╭──

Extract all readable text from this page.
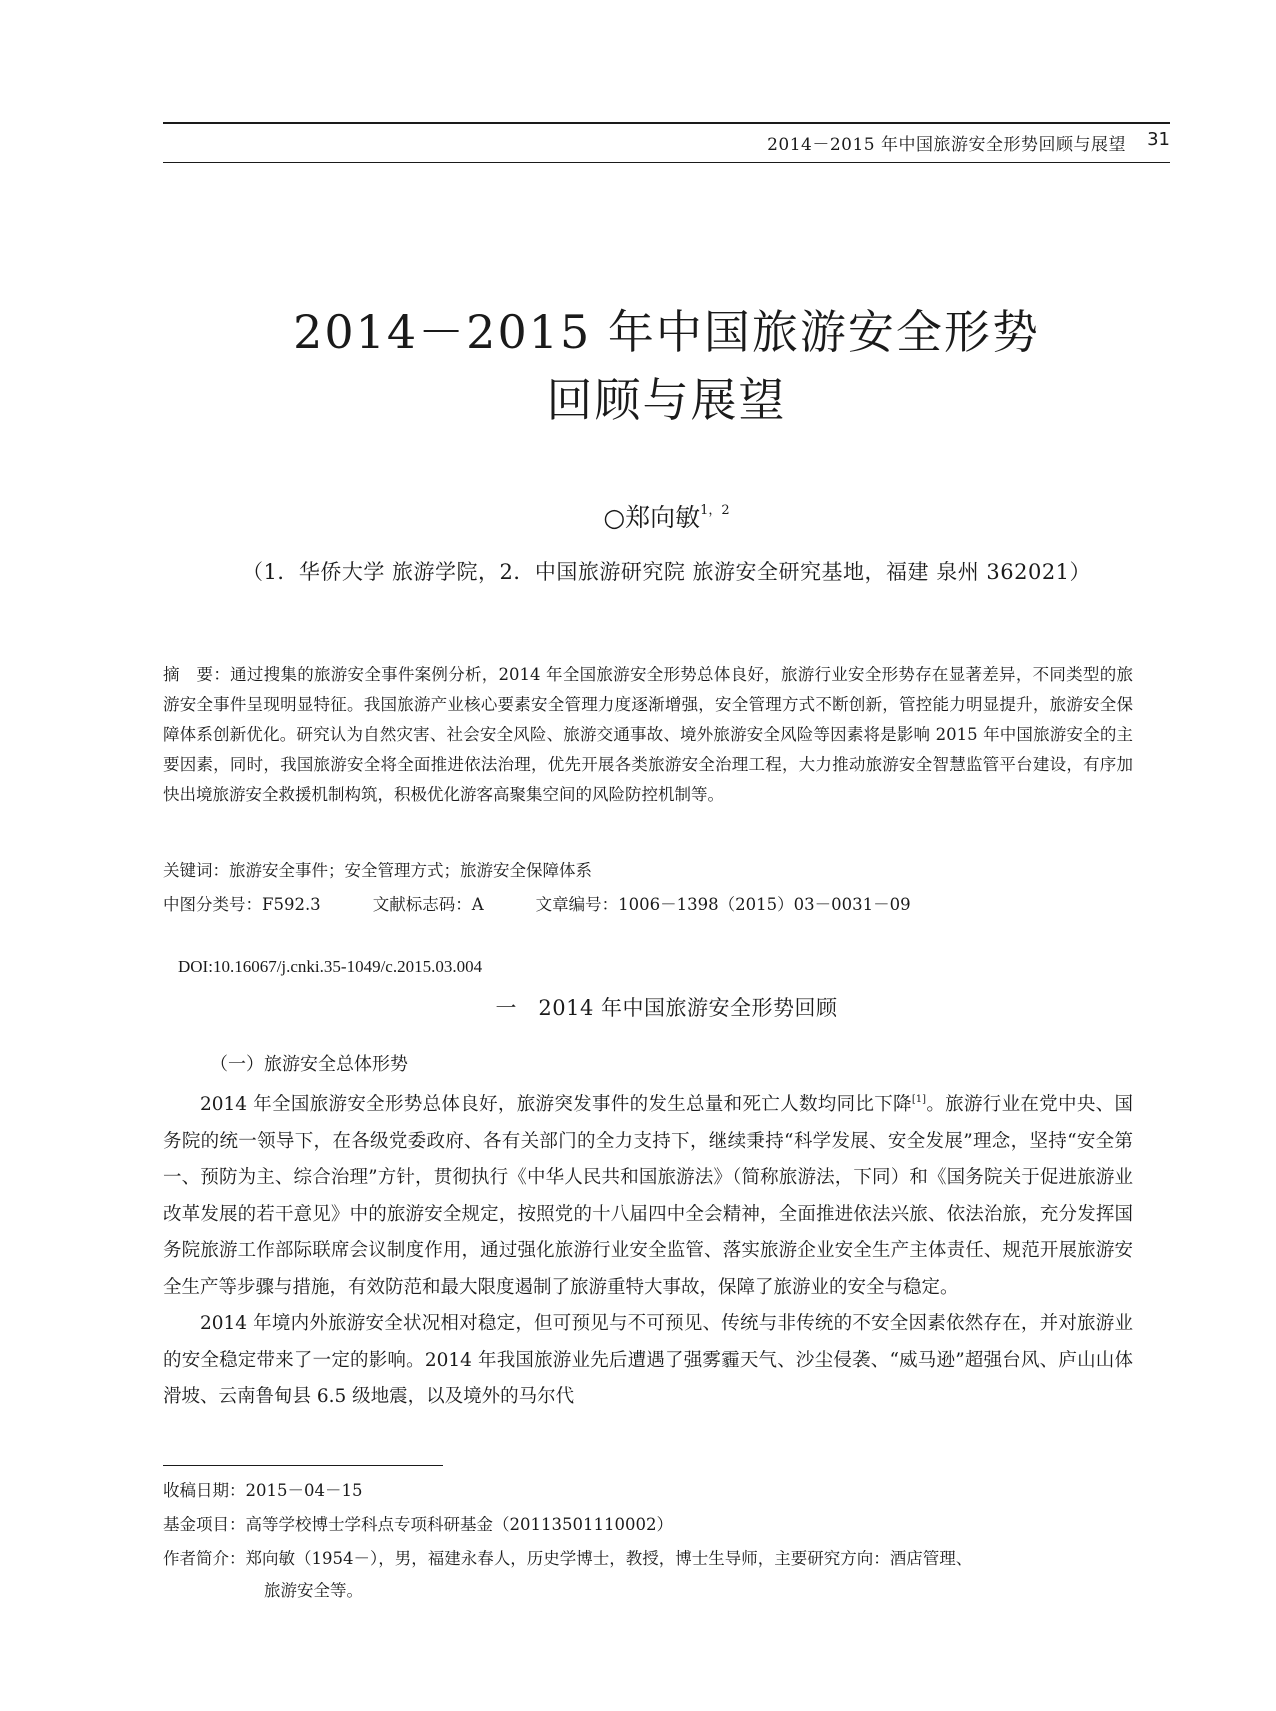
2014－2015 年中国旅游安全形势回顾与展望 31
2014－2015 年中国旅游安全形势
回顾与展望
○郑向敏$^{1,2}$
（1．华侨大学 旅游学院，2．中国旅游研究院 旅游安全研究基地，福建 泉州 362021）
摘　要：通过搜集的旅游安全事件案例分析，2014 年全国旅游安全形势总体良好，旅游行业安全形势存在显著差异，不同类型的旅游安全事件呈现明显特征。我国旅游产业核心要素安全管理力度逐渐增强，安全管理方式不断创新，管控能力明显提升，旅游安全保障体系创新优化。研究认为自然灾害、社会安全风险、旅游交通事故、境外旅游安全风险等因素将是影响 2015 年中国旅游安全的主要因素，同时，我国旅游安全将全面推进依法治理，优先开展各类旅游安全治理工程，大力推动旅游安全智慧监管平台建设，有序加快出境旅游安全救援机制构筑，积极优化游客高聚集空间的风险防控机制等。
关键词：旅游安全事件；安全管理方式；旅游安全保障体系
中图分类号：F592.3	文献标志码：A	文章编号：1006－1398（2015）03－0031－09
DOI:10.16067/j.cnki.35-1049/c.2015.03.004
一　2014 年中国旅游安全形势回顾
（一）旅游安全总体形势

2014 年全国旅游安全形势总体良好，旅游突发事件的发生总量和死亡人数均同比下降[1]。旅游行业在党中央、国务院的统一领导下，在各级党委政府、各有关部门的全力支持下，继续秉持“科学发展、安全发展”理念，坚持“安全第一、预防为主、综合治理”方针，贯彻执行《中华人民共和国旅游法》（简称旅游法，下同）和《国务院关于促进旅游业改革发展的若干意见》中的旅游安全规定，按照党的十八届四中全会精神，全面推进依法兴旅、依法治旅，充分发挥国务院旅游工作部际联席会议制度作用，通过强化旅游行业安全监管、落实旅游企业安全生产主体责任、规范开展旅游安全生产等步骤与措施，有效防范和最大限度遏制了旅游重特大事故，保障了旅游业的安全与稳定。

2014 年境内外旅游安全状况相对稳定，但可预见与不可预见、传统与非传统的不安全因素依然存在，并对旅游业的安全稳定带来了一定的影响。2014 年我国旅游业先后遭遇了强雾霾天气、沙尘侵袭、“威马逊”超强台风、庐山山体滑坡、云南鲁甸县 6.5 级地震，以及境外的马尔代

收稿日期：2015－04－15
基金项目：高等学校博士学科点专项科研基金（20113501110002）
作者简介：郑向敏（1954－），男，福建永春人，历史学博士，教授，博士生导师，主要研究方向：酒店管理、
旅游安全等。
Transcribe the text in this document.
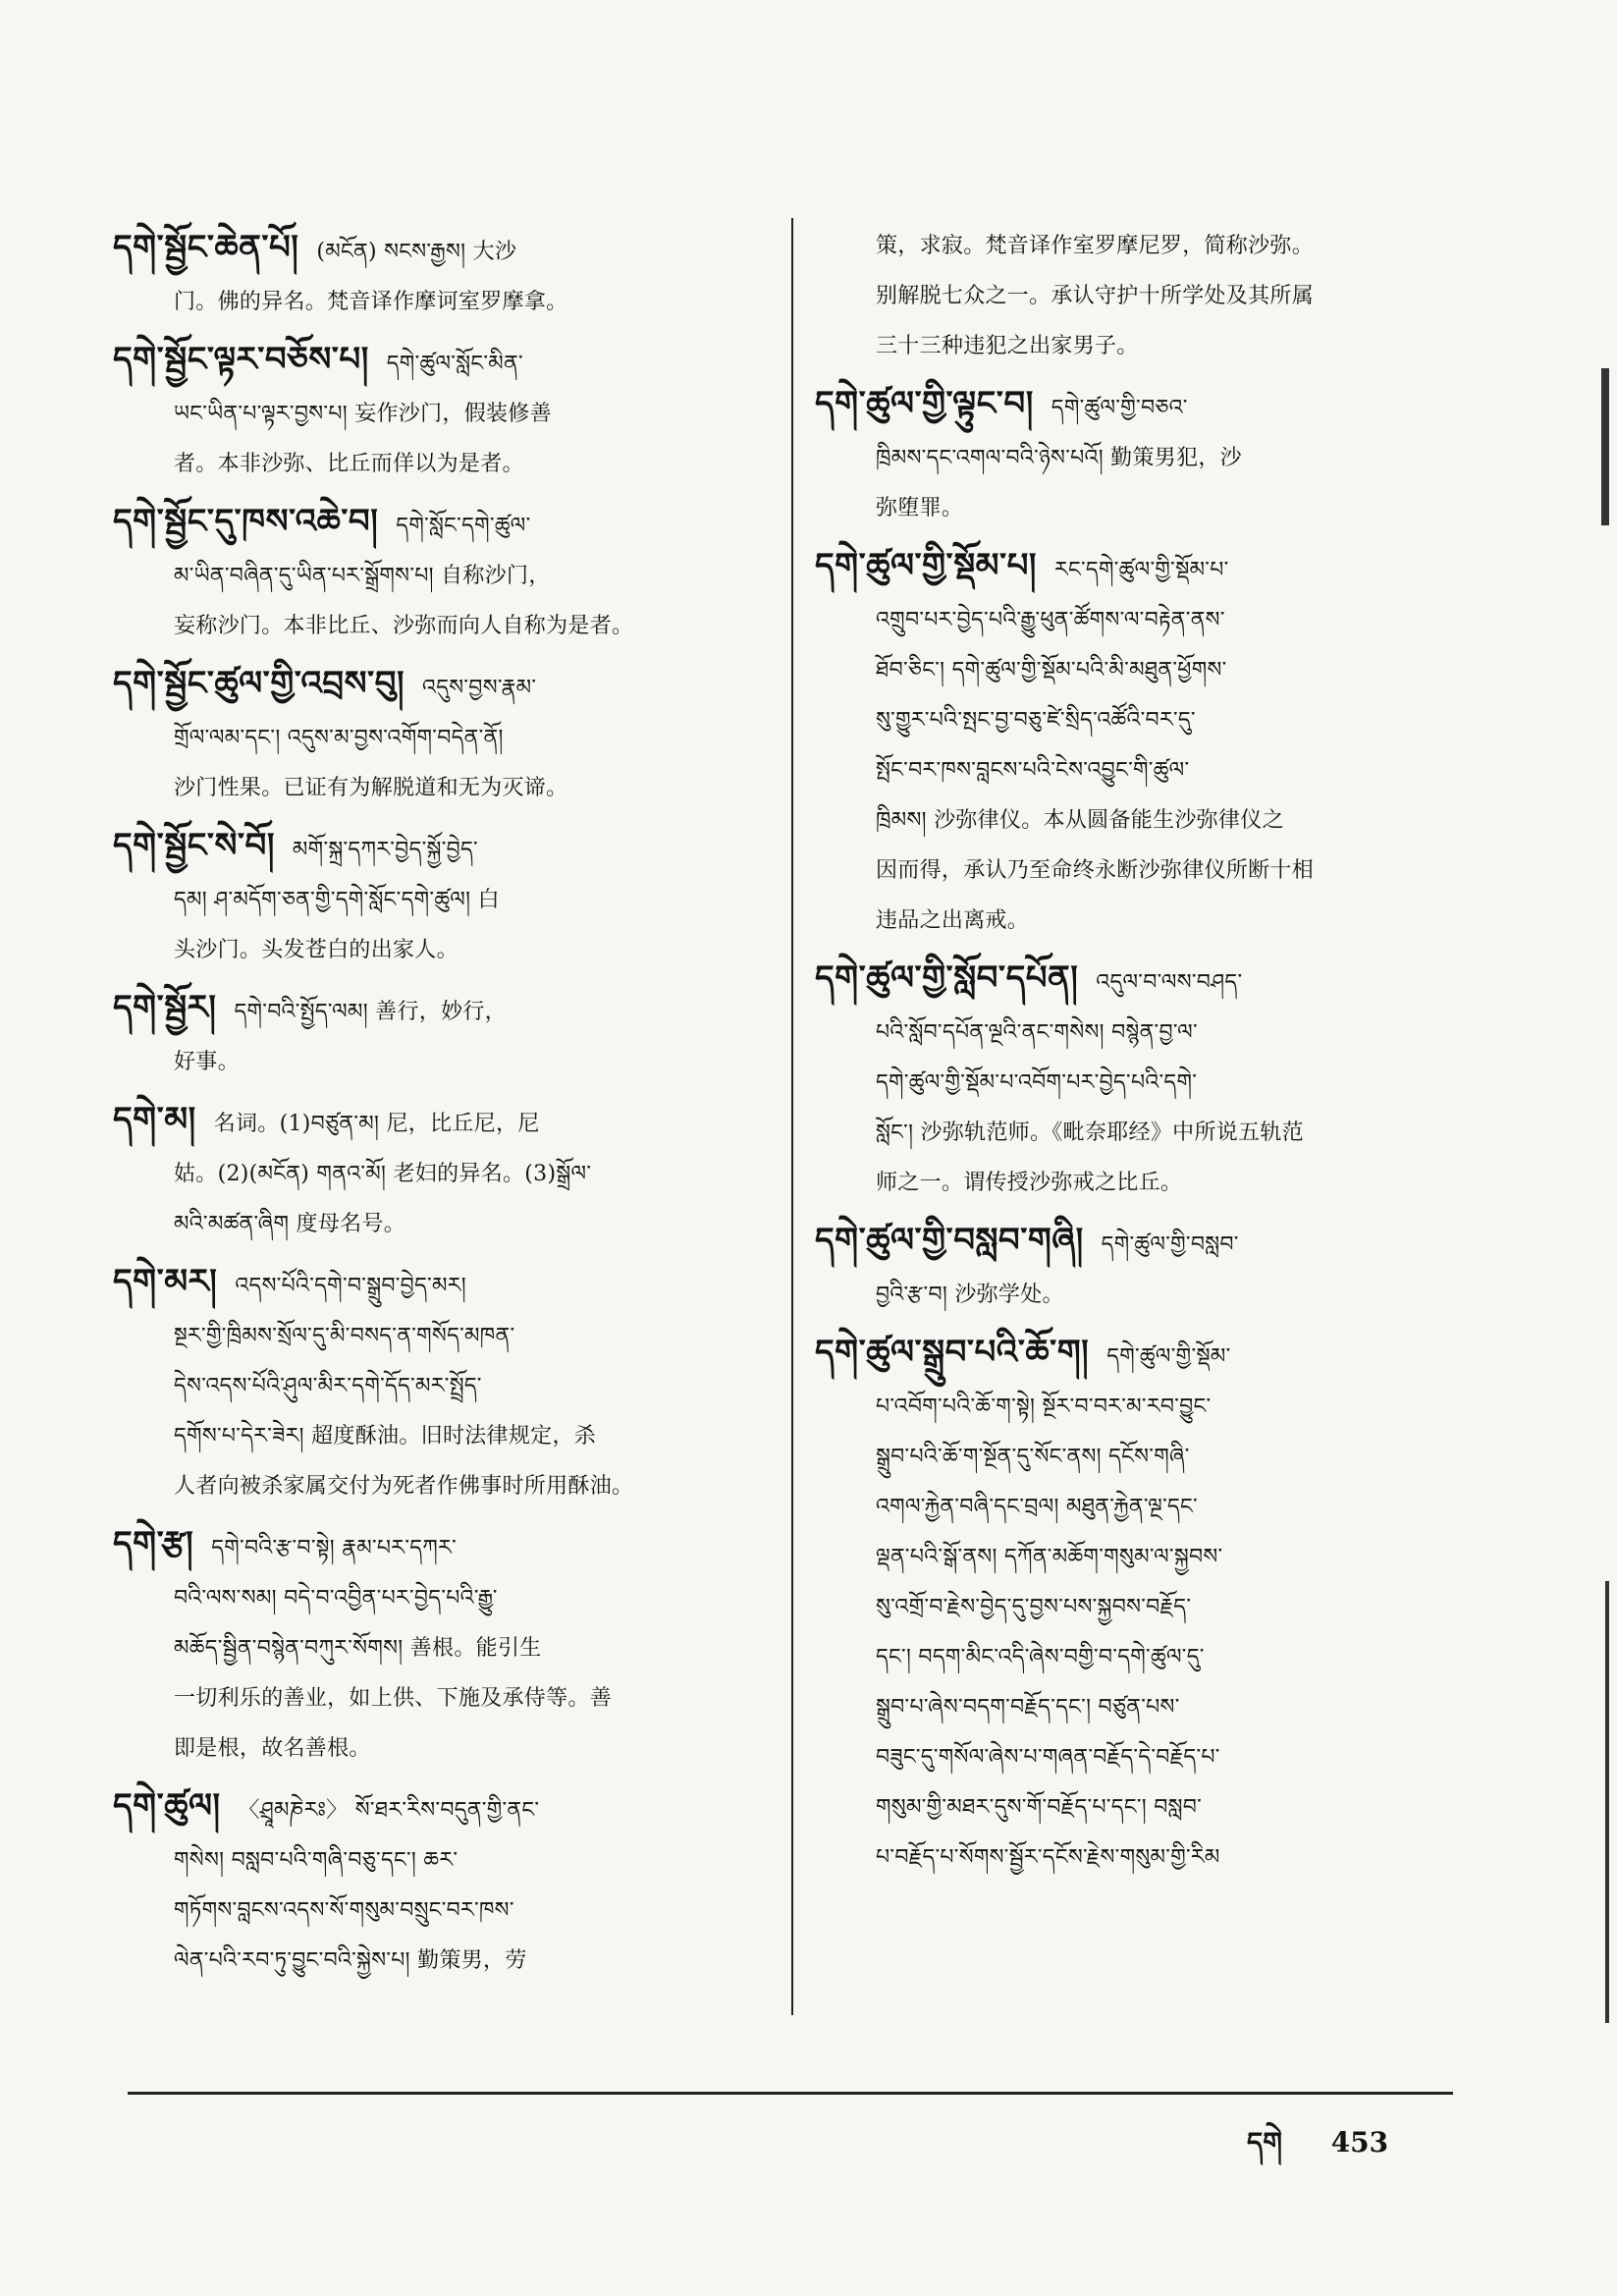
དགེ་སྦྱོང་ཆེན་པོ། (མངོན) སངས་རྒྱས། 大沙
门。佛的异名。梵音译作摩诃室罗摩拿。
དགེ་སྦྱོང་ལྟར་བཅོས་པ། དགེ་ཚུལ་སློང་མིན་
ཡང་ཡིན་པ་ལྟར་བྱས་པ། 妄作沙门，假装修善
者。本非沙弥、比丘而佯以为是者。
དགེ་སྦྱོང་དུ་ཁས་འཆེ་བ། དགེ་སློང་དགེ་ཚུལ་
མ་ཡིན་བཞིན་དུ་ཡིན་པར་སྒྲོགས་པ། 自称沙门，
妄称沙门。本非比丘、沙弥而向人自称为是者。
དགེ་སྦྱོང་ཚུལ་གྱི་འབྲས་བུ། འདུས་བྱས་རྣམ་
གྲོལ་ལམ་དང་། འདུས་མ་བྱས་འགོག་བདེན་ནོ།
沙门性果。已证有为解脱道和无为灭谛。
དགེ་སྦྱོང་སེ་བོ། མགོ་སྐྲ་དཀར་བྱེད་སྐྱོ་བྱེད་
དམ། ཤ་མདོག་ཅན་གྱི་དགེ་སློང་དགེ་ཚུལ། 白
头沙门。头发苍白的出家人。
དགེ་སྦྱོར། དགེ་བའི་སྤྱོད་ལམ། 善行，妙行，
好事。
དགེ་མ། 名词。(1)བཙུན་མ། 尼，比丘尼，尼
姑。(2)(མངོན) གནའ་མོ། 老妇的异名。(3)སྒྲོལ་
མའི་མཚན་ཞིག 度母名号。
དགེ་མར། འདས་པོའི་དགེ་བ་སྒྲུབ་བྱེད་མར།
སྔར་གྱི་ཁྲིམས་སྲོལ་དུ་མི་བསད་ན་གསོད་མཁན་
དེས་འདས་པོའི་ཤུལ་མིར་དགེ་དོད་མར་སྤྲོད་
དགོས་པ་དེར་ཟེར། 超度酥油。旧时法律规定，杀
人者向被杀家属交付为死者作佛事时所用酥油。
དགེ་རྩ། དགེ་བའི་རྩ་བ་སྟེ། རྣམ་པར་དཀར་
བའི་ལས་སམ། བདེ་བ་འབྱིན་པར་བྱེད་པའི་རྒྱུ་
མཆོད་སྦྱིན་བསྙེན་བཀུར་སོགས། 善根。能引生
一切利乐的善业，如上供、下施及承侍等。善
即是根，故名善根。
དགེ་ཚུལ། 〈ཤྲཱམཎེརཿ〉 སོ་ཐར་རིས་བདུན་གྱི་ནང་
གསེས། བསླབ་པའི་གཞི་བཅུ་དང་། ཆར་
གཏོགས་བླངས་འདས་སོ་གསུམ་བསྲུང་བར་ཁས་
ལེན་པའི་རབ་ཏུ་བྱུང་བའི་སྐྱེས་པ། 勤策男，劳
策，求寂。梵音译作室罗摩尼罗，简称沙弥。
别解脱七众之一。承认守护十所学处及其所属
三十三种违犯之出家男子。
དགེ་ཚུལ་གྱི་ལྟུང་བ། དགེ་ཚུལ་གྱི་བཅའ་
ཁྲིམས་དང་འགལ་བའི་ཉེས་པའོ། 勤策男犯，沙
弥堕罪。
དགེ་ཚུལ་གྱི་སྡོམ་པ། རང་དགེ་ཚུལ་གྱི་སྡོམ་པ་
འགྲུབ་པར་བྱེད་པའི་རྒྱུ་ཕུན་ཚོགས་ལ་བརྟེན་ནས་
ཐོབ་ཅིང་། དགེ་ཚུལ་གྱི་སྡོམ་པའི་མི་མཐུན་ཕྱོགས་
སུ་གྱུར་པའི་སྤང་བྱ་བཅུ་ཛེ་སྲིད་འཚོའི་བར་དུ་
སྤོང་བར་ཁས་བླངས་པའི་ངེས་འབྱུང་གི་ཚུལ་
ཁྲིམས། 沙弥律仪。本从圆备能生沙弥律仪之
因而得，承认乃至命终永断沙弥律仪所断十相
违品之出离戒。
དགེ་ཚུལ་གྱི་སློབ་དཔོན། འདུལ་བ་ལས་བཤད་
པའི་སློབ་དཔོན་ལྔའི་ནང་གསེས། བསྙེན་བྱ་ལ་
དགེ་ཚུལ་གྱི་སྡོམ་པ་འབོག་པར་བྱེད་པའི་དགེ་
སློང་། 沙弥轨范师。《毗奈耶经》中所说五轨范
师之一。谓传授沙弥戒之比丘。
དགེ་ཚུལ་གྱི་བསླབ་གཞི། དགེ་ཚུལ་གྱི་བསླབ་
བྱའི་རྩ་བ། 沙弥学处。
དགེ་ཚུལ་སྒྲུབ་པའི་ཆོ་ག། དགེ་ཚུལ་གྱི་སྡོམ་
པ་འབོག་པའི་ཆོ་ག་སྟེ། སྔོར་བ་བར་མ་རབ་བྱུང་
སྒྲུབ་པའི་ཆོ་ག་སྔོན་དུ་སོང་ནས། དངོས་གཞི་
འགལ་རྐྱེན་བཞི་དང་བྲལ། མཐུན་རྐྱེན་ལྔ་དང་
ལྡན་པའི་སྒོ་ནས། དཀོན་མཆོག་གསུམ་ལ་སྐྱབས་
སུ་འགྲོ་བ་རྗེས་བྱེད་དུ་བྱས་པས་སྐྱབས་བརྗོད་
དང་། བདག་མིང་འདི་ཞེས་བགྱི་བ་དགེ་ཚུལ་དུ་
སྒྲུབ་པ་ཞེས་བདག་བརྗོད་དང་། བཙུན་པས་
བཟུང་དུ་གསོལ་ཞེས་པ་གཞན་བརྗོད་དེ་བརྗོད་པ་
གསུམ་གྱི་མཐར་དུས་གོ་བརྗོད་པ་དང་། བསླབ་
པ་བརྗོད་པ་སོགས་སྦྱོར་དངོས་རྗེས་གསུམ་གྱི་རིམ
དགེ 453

╰──

▶ _Your task_
Tally the lines of the data that hold the string "年全国旅游安全形势总体良好". Answer with the number and nothing more.

▶ _Exercise solution_
2